-- begin ITEMS --

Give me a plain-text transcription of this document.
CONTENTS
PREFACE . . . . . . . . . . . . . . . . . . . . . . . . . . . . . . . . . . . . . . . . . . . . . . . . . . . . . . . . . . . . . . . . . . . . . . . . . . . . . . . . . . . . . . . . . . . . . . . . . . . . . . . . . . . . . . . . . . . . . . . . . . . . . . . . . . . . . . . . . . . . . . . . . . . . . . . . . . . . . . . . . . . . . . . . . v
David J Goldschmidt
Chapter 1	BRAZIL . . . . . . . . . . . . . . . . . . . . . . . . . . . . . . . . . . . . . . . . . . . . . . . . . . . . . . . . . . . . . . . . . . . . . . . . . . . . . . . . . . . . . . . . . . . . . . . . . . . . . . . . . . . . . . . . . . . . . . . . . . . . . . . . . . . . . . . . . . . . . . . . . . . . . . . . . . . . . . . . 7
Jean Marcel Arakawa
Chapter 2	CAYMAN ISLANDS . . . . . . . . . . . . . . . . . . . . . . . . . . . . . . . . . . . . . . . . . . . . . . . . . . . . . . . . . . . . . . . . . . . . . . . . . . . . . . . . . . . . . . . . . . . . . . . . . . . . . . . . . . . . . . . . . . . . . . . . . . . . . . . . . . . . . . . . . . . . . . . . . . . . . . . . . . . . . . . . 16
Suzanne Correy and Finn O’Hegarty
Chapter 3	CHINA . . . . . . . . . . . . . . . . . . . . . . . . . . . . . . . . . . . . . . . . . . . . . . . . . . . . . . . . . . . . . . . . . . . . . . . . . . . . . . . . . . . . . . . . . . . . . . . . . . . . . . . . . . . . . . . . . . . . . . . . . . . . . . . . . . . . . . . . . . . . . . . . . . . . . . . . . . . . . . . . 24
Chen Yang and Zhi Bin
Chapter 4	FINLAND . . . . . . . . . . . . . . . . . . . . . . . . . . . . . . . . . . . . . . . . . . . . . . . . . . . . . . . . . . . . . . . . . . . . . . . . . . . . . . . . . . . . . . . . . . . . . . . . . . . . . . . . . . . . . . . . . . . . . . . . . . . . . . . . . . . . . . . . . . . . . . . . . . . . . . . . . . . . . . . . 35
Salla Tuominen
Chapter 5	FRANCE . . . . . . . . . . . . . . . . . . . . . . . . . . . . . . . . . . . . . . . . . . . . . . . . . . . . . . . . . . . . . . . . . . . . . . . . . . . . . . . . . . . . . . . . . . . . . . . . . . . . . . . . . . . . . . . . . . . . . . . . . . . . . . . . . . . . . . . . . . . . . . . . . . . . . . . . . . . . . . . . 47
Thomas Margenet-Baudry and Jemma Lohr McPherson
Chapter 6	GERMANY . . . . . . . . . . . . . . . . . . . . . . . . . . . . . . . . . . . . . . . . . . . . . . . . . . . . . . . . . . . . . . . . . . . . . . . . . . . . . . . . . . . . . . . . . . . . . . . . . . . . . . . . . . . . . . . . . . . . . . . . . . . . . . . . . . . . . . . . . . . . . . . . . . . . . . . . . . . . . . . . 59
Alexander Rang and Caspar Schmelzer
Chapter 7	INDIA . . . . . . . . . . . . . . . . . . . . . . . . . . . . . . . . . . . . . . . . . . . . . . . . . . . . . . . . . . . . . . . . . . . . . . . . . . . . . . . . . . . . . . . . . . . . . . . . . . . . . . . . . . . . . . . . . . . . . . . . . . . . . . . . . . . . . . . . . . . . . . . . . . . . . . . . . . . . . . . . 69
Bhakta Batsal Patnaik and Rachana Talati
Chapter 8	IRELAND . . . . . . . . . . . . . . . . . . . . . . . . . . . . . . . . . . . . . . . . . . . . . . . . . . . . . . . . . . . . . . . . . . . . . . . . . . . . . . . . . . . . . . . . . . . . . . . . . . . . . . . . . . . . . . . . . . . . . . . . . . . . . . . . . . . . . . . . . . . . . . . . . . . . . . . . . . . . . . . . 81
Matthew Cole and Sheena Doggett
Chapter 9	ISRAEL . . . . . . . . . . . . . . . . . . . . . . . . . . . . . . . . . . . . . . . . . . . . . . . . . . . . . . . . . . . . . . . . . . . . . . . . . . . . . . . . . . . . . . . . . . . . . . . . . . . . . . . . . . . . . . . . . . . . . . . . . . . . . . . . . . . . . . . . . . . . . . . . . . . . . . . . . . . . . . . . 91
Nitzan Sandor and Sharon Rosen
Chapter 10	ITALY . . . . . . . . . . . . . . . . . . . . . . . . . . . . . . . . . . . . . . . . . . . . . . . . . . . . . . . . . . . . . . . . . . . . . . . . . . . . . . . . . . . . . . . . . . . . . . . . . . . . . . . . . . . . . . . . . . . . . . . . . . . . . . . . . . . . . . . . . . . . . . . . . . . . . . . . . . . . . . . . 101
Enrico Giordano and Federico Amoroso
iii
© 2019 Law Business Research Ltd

-- end ITEMS --

§ WHAT YOU HAVE TO DO: Reproduce each record exactly, leaving nothing out.

§ WRITTEN ANSWER:
Give me a plain-text transcription of this document.
CONTENTS
PREFACE . . . . . . . . . . . . . . . . . . . . . . . . . . . . . . . . . . . . . . . . . . . . . . . . . . . . . . . . . . . . . . . . . . . . . . . . . . . . . . . . . . . . . . . . . . . . . . . . . . . . . . . . . . . . . . . . . . . . . . . . . . . . . . . . . . . . . . . . . . . . . . . . . . . . . . . . . . . . . . . . . . . . . . . . . v
David J Goldschmidt
Chapter 1	BRAZIL . . . . . . . . . . . . . . . . . . . . . . . . . . . . . . . . . . . . . . . . . . . . . . . . . . . . . . . . . . . . . . . . . . . . . . . . . . . . . . . . . . . . . . . . . . . . . . . . . . . . . . . . . . . . . . . . . . . . . . . . . . . . . . . . . . . . . . . . . . . . . . . . . . . . . . . . . . . . . . . . 7
Jean Marcel Arakawa
Chapter 2	CAYMAN ISLANDS . . . . . . . . . . . . . . . . . . . . . . . . . . . . . . . . . . . . . . . . . . . . . . . . . . . . . . . . . . . . . . . . . . . . . . . . . . . . . . . . . . . . . . . . . . . . . . . . . . . . . . . . . . . . . . . . . . . . . . . . . . . . . . . . . . . . . . . . . . . . . . . . . . . . . . . . . . . . . . . . 16
Suzanne Correy and Finn O’Hegarty
Chapter 3	CHINA . . . . . . . . . . . . . . . . . . . . . . . . . . . . . . . . . . . . . . . . . . . . . . . . . . . . . . . . . . . . . . . . . . . . . . . . . . . . . . . . . . . . . . . . . . . . . . . . . . . . . . . . . . . . . . . . . . . . . . . . . . . . . . . . . . . . . . . . . . . . . . . . . . . . . . . . . . . . . . . . 24
Chen Yang and Zhi Bin
Chapter 4	FINLAND . . . . . . . . . . . . . . . . . . . . . . . . . . . . . . . . . . . . . . . . . . . . . . . . . . . . . . . . . . . . . . . . . . . . . . . . . . . . . . . . . . . . . . . . . . . . . . . . . . . . . . . . . . . . . . . . . . . . . . . . . . . . . . . . . . . . . . . . . . . . . . . . . . . . . . . . . . . . . . . . 35
Salla Tuominen
Chapter 5	FRANCE . . . . . . . . . . . . . . . . . . . . . . . . . . . . . . . . . . . . . . . . . . . . . . . . . . . . . . . . . . . . . . . . . . . . . . . . . . . . . . . . . . . . . . . . . . . . . . . . . . . . . . . . . . . . . . . . . . . . . . . . . . . . . . . . . . . . . . . . . . . . . . . . . . . . . . . . . . . . . . . . 47
Thomas Margenet-Baudry and Jemma Lohr McPherson
Chapter 6	GERMANY . . . . . . . . . . . . . . . . . . . . . . . . . . . . . . . . . . . . . . . . . . . . . . . . . . . . . . . . . . . . . . . . . . . . . . . . . . . . . . . . . . . . . . . . . . . . . . . . . . . . . . . . . . . . . . . . . . . . . . . . . . . . . . . . . . . . . . . . . . . . . . . . . . . . . . . . . . . . . . . . 59
Alexander Rang and Caspar Schmelzer
Chapter 7	INDIA . . . . . . . . . . . . . . . . . . . . . . . . . . . . . . . . . . . . . . . . . . . . . . . . . . . . . . . . . . . . . . . . . . . . . . . . . . . . . . . . . . . . . . . . . . . . . . . . . . . . . . . . . . . . . . . . . . . . . . . . . . . . . . . . . . . . . . . . . . . . . . . . . . . . . . . . . . . . . . . . 69
Bhakta Batsal Patnaik and Rachana Talati
Chapter 8	IRELAND . . . . . . . . . . . . . . . . . . . . . . . . . . . . . . . . . . . . . . . . . . . . . . . . . . . . . . . . . . . . . . . . . . . . . . . . . . . . . . . . . . . . . . . . . . . . . . . . . . . . . . . . . . . . . . . . . . . . . . . . . . . . . . . . . . . . . . . . . . . . . . . . . . . . . . . . . . . . . . . . 81
Matthew Cole and Sheena Doggett
Chapter 9	ISRAEL . . . . . . . . . . . . . . . . . . . . . . . . . . . . . . . . . . . . . . . . . . . . . . . . . . . . . . . . . . . . . . . . . . . . . . . . . . . . . . . . . . . . . . . . . . . . . . . . . . . . . . . . . . . . . . . . . . . . . . . . . . . . . . . . . . . . . . . . . . . . . . . . . . . . . . . . . . . . . . . . 91
Nitzan Sandor and Sharon Rosen
Chapter 10	ITALY . . . . . . . . . . . . . . . . . . . . . . . . . . . . . . . . . . . . . . . . . . . . . . . . . . . . . . . . . . . . . . . . . . . . . . . . . . . . . . . . . . . . . . . . . . . . . . . . . . . . . . . . . . . . . . . . . . . . . . . . . . . . . . . . . . . . . . . . . . . . . . . . . . . . . . . . . . . . . . . . 101
Enrico Giordano and Federico Amoroso
iii
© 2019 Law Business Research Ltd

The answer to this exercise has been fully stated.